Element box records
....

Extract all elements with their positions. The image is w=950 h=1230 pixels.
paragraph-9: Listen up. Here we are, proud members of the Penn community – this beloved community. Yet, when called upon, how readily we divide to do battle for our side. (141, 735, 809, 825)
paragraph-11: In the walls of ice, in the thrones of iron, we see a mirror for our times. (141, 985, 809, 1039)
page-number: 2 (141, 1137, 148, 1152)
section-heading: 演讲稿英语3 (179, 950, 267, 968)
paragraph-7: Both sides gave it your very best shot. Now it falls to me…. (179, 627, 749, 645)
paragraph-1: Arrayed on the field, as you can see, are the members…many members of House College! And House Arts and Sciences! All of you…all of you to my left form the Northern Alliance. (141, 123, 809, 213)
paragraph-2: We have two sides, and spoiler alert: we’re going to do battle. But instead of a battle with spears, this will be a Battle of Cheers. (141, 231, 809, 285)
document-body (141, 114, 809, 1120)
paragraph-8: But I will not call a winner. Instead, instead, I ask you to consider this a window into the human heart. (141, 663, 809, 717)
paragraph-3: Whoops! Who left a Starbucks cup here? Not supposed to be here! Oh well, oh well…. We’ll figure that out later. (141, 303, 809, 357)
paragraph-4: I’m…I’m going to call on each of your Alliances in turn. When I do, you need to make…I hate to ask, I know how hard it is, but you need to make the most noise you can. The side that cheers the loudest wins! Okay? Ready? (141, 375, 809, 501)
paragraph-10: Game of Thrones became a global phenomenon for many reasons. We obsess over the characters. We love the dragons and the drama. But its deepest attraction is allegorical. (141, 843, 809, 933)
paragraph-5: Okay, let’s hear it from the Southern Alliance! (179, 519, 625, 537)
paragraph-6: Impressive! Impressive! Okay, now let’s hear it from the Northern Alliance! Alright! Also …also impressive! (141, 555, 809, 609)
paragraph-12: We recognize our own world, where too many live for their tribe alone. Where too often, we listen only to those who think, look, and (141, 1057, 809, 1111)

....

Required task
Reproduce every line of the entries above verbatim, from the first line to the last.

Reply
Extract all elements with their positions. The image is w=950 h=1230 pixels.
paragraph-9: Listen up. Here we are, proud members of the Penn community – this beloved community. Yet, when called upon, how readily we divide to do battle for our side. (141, 735, 809, 825)
paragraph-11: In the walls of ice, in the thrones of iron, we see a mirror for our times. (141, 985, 809, 1039)
page-number: 2 (141, 1137, 148, 1152)
section-heading: 演讲稿英语3 (179, 950, 267, 968)
paragraph-7: Both sides gave it your very best shot. Now it falls to me…. (179, 627, 749, 645)
paragraph-1: Arrayed on the field, as you can see, are the members…many members of House College! And House Arts and Sciences! All of you…all of you to my left form the Northern Alliance. (141, 123, 809, 213)
paragraph-2: We have two sides, and spoiler alert: we’re going to do battle. But instead of a battle with spears, this will be a Battle of Cheers. (141, 231, 809, 285)
document-body (141, 114, 809, 1120)
paragraph-8: But I will not call a winner. Instead, instead, I ask you to consider this a window into the human heart. (141, 663, 809, 717)
paragraph-3: Whoops! Who left a Starbucks cup here? Not supposed to be here! Oh well, oh well…. We’ll figure that out later. (141, 303, 809, 357)
paragraph-4: I’m…I’m going to call on each of your Alliances in turn. When I do, you need to make…I hate to ask, I know how hard it is, but you need to make the most noise you can. The side that cheers the loudest wins! Okay? Ready? (141, 375, 809, 501)
paragraph-10: Game of Thrones became a global phenomenon for many reasons. We obsess over the characters. We love the dragons and the drama. But its deepest attraction is allegorical. (141, 843, 809, 933)
paragraph-5: Okay, let’s hear it from the Southern Alliance! (179, 519, 625, 537)
paragraph-6: Impressive! Impressive! Okay, now let’s hear it from the Northern Alliance! Alright! Also …also impressive! (141, 555, 809, 609)
paragraph-12: We recognize our own world, where too many live for their tribe alone. Where too often, we listen only to those who think, look, and (141, 1057, 809, 1111)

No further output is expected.